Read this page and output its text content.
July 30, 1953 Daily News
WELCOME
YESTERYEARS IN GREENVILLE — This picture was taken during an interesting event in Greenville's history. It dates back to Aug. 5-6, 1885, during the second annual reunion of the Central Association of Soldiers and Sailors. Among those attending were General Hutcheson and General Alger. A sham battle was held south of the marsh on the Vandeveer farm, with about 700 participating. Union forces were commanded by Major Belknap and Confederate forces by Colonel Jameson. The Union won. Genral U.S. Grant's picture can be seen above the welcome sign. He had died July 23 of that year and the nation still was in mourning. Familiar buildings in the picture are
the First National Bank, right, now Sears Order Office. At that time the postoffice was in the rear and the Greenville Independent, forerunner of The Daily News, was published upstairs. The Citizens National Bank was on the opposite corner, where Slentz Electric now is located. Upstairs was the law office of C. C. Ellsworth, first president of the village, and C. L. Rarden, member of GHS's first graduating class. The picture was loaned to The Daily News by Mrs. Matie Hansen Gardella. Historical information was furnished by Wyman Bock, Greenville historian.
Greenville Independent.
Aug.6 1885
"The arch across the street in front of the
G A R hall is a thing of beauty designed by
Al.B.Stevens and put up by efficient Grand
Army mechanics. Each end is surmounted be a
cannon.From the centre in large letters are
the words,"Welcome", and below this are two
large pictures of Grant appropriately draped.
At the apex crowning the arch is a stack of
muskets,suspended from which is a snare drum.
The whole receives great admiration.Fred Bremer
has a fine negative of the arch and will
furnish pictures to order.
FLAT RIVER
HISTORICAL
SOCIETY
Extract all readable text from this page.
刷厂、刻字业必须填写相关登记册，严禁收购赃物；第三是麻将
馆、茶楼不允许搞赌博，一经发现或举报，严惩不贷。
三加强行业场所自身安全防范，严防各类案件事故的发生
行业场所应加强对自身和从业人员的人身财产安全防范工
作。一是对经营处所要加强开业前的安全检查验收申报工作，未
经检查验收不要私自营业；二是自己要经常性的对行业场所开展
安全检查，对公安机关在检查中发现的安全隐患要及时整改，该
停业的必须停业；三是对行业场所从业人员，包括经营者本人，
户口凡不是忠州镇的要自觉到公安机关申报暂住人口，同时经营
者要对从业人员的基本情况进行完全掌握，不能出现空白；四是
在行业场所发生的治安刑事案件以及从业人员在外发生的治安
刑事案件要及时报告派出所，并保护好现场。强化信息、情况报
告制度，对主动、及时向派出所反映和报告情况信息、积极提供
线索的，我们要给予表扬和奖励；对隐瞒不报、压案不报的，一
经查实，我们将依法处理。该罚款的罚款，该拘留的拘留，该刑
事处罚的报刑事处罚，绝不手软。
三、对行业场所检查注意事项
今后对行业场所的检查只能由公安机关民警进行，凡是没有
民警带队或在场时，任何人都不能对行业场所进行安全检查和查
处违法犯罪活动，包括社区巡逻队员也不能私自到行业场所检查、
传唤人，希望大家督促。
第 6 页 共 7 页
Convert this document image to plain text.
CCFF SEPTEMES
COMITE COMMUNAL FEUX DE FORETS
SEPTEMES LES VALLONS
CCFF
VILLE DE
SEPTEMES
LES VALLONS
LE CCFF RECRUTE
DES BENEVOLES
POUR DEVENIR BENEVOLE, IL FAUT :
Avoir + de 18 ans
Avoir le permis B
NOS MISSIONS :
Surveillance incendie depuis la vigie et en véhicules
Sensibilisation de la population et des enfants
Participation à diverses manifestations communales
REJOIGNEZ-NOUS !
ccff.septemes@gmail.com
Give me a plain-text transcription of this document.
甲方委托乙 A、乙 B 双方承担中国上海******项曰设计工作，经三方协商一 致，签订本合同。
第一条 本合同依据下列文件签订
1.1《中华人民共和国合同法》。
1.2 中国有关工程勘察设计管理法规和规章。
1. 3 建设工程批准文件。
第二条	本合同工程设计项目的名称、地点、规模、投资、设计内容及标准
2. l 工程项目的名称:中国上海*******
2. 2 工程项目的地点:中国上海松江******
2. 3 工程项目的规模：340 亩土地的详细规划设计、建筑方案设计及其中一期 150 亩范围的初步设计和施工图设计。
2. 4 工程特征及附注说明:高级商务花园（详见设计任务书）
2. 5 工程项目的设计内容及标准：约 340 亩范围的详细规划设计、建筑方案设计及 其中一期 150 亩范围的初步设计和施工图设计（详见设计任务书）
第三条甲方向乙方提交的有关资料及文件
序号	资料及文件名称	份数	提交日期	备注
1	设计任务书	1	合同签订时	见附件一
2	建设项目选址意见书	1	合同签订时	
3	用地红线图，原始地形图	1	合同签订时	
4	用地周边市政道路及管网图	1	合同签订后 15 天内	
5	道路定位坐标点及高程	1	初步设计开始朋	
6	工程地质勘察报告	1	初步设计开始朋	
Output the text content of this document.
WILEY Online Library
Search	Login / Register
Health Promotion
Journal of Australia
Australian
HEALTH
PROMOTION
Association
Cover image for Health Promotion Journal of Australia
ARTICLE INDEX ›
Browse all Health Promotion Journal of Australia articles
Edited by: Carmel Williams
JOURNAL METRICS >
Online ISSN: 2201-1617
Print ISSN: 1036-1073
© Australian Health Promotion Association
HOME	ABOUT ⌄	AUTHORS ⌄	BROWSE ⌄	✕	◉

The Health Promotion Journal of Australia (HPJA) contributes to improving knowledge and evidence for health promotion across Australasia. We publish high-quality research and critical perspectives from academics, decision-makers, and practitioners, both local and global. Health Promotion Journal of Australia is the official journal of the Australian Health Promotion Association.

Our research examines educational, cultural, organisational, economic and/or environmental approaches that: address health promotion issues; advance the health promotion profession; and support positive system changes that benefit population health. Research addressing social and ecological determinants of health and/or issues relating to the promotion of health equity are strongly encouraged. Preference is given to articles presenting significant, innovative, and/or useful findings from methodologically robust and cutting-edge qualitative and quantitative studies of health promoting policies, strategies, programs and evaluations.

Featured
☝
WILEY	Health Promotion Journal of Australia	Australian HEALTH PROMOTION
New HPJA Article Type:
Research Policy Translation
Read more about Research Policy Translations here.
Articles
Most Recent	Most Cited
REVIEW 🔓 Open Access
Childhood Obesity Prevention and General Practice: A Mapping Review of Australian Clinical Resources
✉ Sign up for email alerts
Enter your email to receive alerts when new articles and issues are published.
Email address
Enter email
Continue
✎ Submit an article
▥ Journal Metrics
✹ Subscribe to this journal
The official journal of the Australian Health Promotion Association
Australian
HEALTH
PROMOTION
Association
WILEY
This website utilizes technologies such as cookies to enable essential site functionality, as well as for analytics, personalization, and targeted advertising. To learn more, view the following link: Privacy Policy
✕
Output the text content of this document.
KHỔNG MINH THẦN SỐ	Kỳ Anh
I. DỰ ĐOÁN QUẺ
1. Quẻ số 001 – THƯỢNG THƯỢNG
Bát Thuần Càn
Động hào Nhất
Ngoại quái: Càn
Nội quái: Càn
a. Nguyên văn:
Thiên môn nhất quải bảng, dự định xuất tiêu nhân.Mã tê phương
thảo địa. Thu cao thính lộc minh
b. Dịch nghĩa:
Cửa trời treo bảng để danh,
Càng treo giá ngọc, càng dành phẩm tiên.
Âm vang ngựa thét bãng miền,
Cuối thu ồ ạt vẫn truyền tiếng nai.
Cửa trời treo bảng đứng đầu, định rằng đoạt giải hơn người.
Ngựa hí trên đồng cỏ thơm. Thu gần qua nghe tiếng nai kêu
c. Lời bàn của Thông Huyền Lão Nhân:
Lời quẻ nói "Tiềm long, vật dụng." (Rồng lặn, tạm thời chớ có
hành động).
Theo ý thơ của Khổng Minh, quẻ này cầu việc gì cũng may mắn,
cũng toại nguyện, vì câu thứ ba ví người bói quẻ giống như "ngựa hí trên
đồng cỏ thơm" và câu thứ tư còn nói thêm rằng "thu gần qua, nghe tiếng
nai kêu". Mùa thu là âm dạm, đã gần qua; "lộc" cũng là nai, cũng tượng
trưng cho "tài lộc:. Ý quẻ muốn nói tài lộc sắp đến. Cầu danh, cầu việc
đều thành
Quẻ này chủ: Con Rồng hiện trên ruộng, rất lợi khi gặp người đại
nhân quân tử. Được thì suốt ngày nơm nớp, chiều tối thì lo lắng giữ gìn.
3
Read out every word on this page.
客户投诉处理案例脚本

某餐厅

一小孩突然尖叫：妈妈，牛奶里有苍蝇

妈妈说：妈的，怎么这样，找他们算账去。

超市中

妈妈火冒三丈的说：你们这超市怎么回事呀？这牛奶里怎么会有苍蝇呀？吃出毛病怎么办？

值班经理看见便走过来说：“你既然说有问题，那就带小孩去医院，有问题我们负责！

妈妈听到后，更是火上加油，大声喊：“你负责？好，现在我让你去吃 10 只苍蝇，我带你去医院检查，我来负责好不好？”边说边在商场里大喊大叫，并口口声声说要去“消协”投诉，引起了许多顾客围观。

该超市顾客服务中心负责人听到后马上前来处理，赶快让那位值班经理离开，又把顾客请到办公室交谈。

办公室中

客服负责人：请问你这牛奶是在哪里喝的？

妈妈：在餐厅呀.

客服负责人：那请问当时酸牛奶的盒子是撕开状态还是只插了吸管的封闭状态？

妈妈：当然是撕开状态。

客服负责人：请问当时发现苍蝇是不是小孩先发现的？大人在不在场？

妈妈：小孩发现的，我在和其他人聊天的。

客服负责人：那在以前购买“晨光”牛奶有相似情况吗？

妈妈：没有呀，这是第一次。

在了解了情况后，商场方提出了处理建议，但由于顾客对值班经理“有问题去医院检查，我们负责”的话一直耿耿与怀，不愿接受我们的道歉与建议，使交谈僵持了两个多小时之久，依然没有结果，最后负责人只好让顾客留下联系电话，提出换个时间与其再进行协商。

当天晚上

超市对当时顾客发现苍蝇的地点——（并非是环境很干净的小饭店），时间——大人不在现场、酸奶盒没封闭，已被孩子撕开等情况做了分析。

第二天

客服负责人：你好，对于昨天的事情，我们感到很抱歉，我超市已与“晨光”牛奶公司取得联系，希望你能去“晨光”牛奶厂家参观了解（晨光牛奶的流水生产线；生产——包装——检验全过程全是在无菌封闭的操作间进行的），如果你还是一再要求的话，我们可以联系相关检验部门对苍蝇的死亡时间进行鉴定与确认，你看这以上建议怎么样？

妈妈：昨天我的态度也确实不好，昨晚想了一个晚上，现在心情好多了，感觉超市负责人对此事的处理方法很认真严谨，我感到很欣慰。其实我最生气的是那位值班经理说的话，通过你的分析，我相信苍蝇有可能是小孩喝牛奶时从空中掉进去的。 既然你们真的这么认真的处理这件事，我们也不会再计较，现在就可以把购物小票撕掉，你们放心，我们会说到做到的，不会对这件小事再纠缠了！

__Task goal__
Show the lines of the records that contain the word "danh".

__Solution to this problem__
Cửa trời treo bảng để danh,
trưng cho "tài lộc:. Ý quẻ muốn nói tài lộc sắp đến. Cầu danh, cầu việc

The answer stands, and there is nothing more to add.